- _Required work_:
Repeat what the lines below say, word for word, and skip every image.

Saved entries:
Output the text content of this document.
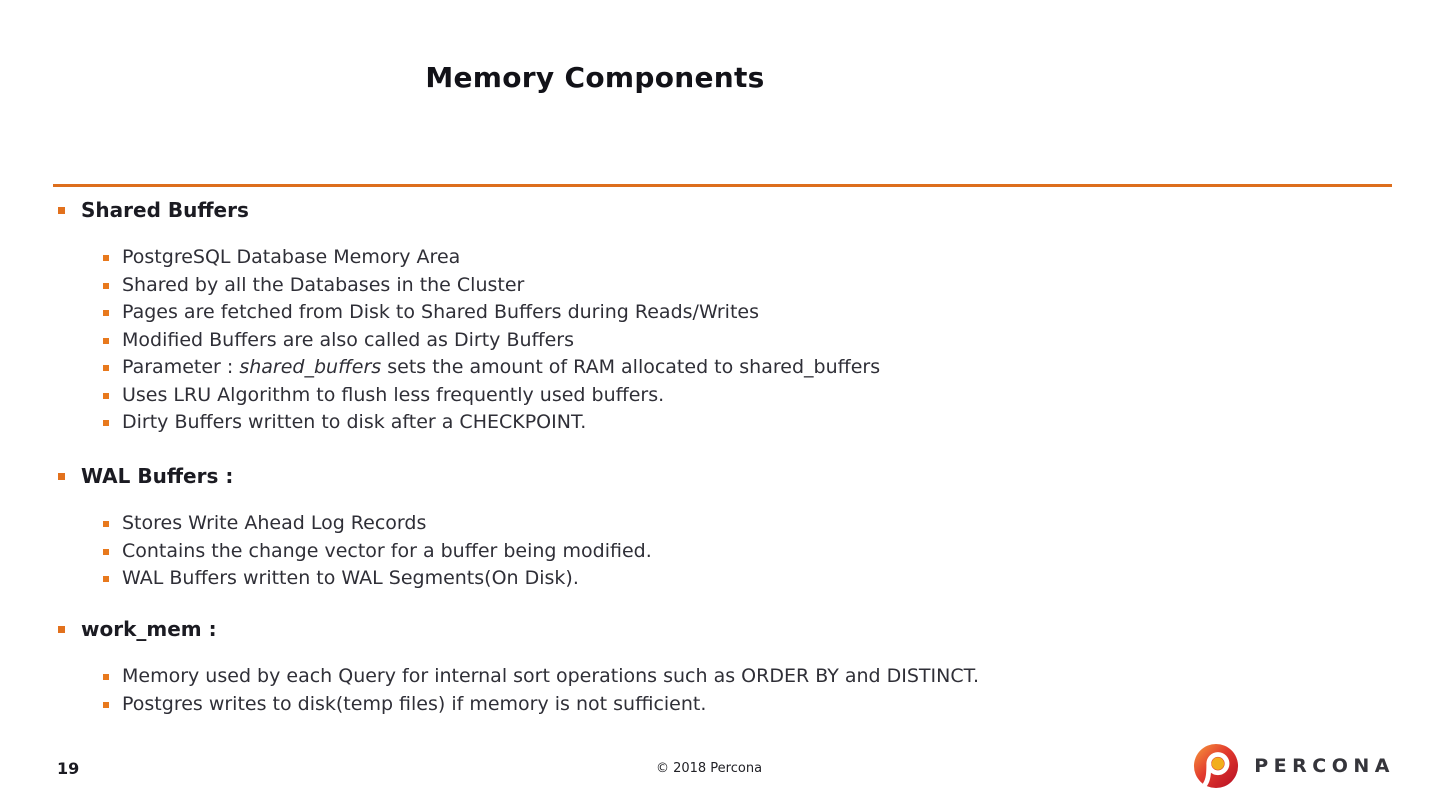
Memory Components
Shared Buffers
PostgreSQL Database Memory Area
Shared by all the Databases in the Cluster
Pages are fetched from Disk to Shared Buffers during Reads/Writes
Modified Buffers are also called as Dirty Buffers
Parameter : shared_buffers sets the amount of RAM allocated to shared_buffers
Uses LRU Algorithm to flush less frequently used buffers.
Dirty Buffers written to disk after a CHECKPOINT.
WAL Buffers :
Stores Write Ahead Log Records
Contains the change vector for a buffer being modified.
WAL Buffers written to WAL Segments(On Disk).
work_mem :
Memory used by each Query for internal sort operations such as ORDER BY and DISTINCT.
Postgres writes to disk(temp files) if memory is not sufficient.
19	© 2018 Percona	PERCONA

- _Final result_:
Output the text content of this document.
Memory Components
Shared Buffers
PostgreSQL Database Memory Area
Shared by all the Databases in the Cluster
Pages are fetched from Disk to Shared Buffers during Reads/Writes
Modified Buffers are also called as Dirty Buffers
Parameter : shared_buffers sets the amount of RAM allocated to shared_buffers
Uses LRU Algorithm to flush less frequently used buffers.
Dirty Buffers written to disk after a CHECKPOINT.
WAL Buffers :
Stores Write Ahead Log Records
Contains the change vector for a buffer being modified.
WAL Buffers written to WAL Segments(On Disk).
work_mem :
Memory used by each Query for internal sort operations such as ORDER BY and DISTINCT.
Postgres writes to disk(temp files) if memory is not sufficient.
19	© 2018 Percona	PERCONA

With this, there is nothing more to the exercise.